## WORK TO DO
Determine how many lines contain the string "perspective" and reply with that number alone.

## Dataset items

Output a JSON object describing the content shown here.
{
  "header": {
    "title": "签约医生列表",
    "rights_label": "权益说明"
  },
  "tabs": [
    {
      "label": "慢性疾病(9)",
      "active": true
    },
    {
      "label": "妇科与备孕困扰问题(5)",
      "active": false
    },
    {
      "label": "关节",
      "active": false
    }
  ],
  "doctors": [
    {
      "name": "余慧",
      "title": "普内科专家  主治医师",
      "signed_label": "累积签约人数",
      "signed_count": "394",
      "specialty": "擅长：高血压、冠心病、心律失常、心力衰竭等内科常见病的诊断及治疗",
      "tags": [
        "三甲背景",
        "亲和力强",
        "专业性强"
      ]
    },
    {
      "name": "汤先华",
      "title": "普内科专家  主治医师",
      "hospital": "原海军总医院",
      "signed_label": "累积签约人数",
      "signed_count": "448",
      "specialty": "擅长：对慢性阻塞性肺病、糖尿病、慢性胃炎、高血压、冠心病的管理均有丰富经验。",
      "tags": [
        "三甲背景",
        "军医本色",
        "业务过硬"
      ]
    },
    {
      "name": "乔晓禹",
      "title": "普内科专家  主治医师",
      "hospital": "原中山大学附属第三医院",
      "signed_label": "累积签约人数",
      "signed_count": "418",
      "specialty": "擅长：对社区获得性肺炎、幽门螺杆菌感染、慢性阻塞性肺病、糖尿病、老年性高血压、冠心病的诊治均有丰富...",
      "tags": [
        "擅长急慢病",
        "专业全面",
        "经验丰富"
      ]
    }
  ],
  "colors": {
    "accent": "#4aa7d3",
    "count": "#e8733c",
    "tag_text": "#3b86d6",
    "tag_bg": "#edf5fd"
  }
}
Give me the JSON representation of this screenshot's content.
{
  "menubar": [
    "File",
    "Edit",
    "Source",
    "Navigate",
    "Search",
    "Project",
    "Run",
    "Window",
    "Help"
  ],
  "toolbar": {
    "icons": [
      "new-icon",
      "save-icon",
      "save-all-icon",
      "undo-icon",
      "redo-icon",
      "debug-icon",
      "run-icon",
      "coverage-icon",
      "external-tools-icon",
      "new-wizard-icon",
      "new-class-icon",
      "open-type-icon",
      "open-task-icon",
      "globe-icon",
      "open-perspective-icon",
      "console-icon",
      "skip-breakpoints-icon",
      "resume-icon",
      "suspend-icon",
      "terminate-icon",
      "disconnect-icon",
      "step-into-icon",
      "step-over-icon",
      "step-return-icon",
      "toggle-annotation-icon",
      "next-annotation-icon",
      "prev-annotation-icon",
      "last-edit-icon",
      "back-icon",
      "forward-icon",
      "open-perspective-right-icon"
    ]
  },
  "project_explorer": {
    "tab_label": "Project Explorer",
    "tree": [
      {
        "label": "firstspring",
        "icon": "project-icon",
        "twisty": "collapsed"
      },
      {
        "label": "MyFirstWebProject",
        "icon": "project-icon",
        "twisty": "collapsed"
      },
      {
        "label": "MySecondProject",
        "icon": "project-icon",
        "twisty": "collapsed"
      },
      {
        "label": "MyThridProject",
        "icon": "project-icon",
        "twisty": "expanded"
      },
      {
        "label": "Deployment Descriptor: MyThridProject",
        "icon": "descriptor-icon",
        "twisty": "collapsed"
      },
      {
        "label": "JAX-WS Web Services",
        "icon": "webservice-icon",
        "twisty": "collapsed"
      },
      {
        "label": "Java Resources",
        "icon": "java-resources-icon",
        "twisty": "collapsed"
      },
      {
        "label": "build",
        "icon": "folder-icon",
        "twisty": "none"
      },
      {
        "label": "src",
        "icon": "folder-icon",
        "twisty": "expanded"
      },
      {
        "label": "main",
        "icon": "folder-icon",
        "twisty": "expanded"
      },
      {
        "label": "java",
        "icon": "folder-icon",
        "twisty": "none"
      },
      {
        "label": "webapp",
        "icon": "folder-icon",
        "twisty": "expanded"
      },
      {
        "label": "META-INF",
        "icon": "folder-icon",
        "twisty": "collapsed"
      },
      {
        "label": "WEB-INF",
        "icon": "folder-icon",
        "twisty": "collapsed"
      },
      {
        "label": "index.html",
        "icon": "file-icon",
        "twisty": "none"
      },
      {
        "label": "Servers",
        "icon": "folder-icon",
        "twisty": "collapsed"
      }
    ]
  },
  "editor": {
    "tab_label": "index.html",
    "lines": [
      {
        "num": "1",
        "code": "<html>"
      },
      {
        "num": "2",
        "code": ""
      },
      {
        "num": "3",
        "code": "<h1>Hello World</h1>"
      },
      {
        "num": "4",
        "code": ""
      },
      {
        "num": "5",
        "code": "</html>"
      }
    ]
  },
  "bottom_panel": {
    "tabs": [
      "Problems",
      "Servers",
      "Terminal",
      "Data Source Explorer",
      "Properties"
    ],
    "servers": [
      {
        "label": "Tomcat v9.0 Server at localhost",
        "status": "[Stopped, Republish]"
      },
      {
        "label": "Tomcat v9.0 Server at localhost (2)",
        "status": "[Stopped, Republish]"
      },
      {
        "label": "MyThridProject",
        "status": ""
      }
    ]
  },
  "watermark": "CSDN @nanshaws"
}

## ANSWER TO THIS TASK
2